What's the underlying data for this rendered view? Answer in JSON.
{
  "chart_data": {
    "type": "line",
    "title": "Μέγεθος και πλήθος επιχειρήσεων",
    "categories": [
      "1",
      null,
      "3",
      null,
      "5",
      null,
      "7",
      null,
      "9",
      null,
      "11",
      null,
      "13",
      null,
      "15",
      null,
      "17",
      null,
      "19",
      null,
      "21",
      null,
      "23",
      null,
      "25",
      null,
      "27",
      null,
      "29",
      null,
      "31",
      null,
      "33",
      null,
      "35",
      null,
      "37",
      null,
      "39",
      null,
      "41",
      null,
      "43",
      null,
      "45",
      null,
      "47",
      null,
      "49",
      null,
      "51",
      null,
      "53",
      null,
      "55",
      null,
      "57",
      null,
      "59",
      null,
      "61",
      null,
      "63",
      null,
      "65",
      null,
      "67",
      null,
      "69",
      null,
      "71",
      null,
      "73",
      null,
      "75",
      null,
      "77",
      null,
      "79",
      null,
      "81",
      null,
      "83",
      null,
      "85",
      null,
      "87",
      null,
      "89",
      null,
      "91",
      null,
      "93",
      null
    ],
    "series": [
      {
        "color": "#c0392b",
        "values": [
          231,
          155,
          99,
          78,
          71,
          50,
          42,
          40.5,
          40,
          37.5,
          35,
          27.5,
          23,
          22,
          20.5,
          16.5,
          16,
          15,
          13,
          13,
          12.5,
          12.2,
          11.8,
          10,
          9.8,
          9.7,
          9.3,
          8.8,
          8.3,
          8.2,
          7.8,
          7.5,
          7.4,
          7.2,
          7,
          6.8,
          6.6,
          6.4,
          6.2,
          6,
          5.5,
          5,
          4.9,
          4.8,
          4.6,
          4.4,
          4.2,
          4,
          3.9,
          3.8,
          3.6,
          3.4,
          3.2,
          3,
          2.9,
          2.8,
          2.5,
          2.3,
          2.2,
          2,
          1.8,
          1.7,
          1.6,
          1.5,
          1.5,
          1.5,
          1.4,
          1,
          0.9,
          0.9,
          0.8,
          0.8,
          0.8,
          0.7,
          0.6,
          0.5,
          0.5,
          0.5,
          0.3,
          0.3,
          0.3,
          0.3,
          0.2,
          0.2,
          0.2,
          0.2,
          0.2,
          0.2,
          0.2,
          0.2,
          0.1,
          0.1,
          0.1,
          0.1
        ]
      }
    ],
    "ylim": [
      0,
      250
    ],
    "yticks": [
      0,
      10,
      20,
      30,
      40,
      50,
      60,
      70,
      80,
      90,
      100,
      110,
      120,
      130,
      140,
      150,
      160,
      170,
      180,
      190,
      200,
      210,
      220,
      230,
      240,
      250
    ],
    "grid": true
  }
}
══════
Task description. Write out every entry again exactly, please, with nothing missing.

Written answer.
What's the underlying data for this rendered view? Answer in JSON.
{
  "chart_data": {
    "type": "line",
    "title": "Μέγεθος και πλήθος επιχειρήσεων",
    "categories": [
      "1",
      null,
      "3",
      null,
      "5",
      null,
      "7",
      null,
      "9",
      null,
      "11",
      null,
      "13",
      null,
      "15",
      null,
      "17",
      null,
      "19",
      null,
      "21",
      null,
      "23",
      null,
      "25",
      null,
      "27",
      null,
      "29",
      null,
      "31",
      null,
      "33",
      null,
      "35",
      null,
      "37",
      null,
      "39",
      null,
      "41",
      null,
      "43",
      null,
      "45",
      null,
      "47",
      null,
      "49",
      null,
      "51",
      null,
      "53",
      null,
      "55",
      null,
      "57",
      null,
      "59",
      null,
      "61",
      null,
      "63",
      null,
      "65",
      null,
      "67",
      null,
      "69",
      null,
      "71",
      null,
      "73",
      null,
      "75",
      null,
      "77",
      null,
      "79",
      null,
      "81",
      null,
      "83",
      null,
      "85",
      null,
      "87",
      null,
      "89",
      null,
      "91",
      null,
      "93",
      null
    ],
    "series": [
      {
        "color": "#c0392b",
        "values": [
          231,
          155,
          99,
          78,
          71,
          50,
          42,
          40.5,
          40,
          37.5,
          35,
          27.5,
          23,
          22,
          20.5,
          16.5,
          16,
          15,
          13,
          13,
          12.5,
          12.2,
          11.8,
          10,
          9.8,
          9.7,
          9.3,
          8.8,
          8.3,
          8.2,
          7.8,
          7.5,
          7.4,
          7.2,
          7,
          6.8,
          6.6,
          6.4,
          6.2,
          6,
          5.5,
          5,
          4.9,
          4.8,
          4.6,
          4.4,
          4.2,
          4,
          3.9,
          3.8,
          3.6,
          3.4,
          3.2,
          3,
          2.9,
          2.8,
          2.5,
          2.3,
          2.2,
          2,
          1.8,
          1.7,
          1.6,
          1.5,
          1.5,
          1.5,
          1.4,
          1,
          0.9,
          0.9,
          0.8,
          0.8,
          0.8,
          0.7,
          0.6,
          0.5,
          0.5,
          0.5,
          0.3,
          0.3,
          0.3,
          0.3,
          0.2,
          0.2,
          0.2,
          0.2,
          0.2,
          0.2,
          0.2,
          0.2,
          0.1,
          0.1,
          0.1,
          0.1
        ]
      }
    ],
    "ylim": [
      0,
      250
    ],
    "yticks": [
      0,
      10,
      20,
      30,
      40,
      50,
      60,
      70,
      80,
      90,
      100,
      110,
      120,
      130,
      140,
      150,
      160,
      170,
      180,
      190,
      200,
      210,
      220,
      230,
      240,
      250
    ],
    "grid": true
  }
}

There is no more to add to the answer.